## Goal:
Scan the material below for the string "parsley", and copy every line where it shows up.
** start of Dataset rows **
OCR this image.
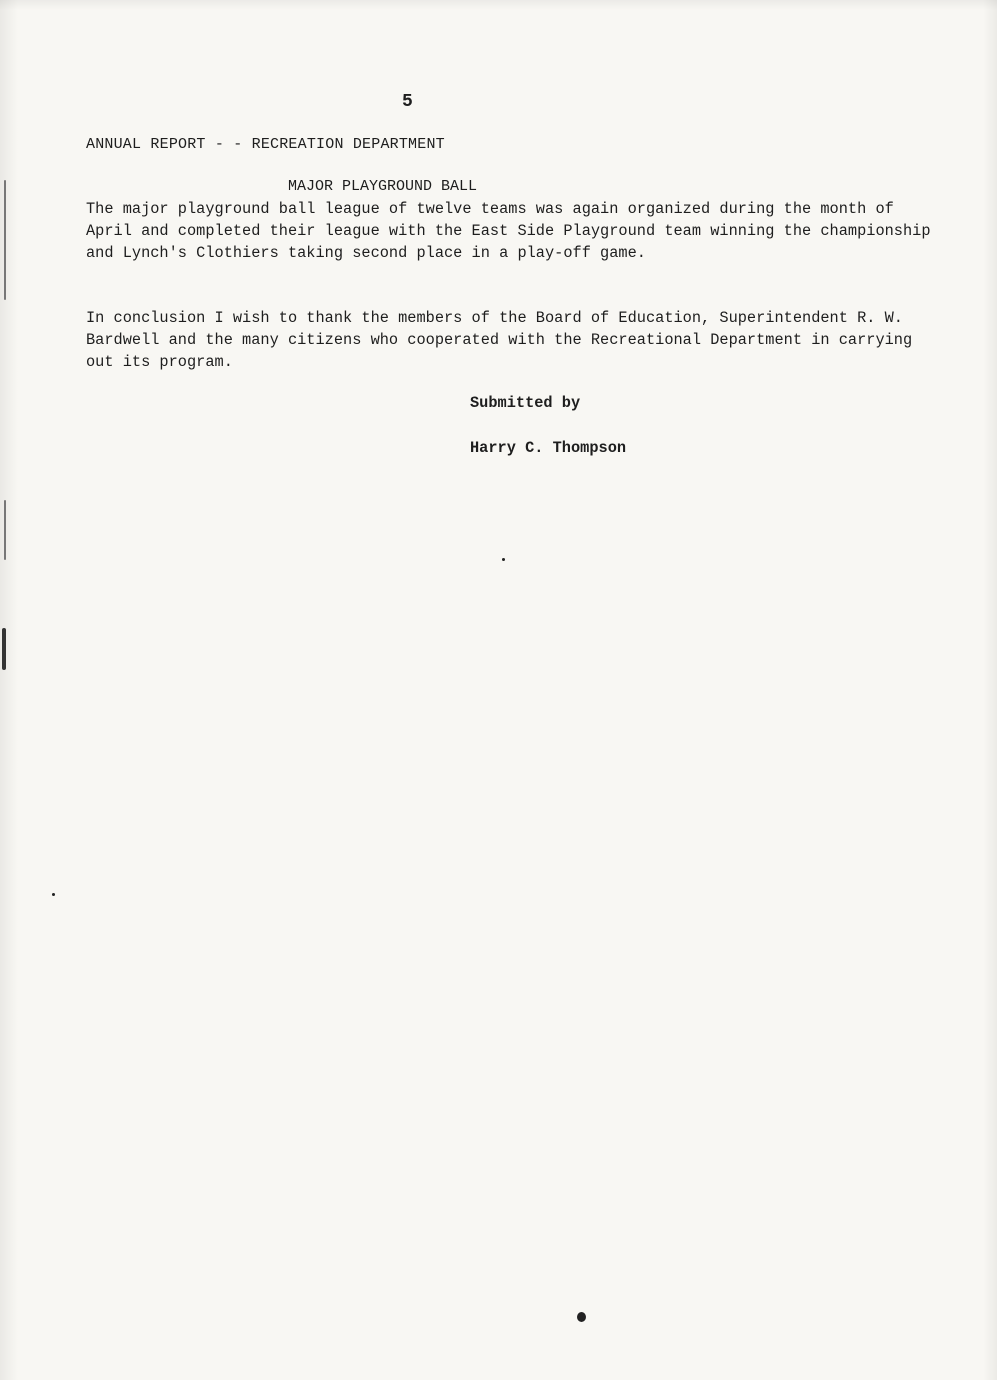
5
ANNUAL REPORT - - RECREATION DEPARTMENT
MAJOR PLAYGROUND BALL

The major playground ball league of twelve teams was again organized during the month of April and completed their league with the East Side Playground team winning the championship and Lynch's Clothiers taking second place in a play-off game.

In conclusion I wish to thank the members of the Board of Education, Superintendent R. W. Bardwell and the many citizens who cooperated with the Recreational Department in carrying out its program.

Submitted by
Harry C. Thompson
** end of Dataset rows **
** start of Dataset rows **
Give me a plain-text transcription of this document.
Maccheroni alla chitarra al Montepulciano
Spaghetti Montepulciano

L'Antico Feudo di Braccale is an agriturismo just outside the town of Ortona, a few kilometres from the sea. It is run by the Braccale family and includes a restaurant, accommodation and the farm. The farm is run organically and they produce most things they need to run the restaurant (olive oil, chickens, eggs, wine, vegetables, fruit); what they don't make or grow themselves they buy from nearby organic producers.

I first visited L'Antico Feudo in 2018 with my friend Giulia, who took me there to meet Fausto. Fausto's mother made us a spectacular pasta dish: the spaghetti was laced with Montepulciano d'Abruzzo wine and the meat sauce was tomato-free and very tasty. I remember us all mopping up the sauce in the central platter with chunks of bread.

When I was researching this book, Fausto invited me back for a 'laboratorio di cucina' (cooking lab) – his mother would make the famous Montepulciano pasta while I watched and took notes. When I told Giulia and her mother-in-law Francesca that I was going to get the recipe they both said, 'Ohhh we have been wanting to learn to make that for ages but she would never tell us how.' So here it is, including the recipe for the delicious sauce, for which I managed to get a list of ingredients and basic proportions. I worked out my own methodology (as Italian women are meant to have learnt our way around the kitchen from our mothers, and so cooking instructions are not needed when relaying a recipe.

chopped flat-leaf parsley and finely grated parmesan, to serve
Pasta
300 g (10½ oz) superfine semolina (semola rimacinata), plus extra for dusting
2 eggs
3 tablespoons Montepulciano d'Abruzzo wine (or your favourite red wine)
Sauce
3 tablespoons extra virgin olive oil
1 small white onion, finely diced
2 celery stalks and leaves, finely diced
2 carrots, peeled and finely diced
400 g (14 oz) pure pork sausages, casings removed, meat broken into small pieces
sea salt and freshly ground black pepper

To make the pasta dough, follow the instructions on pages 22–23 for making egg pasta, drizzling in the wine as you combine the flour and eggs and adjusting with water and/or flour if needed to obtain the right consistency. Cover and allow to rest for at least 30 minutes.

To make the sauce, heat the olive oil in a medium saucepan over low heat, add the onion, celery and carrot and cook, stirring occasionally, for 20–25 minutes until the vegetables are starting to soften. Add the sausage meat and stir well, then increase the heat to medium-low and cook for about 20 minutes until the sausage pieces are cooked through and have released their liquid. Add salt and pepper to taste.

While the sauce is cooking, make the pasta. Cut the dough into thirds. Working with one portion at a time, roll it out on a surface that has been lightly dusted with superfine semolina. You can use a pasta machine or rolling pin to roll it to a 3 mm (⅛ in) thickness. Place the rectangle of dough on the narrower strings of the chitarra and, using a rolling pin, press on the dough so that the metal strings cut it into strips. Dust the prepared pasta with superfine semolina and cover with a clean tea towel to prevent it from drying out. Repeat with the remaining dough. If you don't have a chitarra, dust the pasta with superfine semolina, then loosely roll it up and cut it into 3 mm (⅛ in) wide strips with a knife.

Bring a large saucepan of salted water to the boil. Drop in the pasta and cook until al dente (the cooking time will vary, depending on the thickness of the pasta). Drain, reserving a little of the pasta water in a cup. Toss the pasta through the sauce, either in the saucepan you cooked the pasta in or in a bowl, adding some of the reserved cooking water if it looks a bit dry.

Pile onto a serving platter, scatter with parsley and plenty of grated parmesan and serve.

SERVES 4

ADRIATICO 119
** end of Dataset rows **
## Written solution:
chopped flat-leaf parsley and finely grated parmesan, to serve
Pile onto a serving platter, scatter with parsley and plenty of grated parmesan and serve.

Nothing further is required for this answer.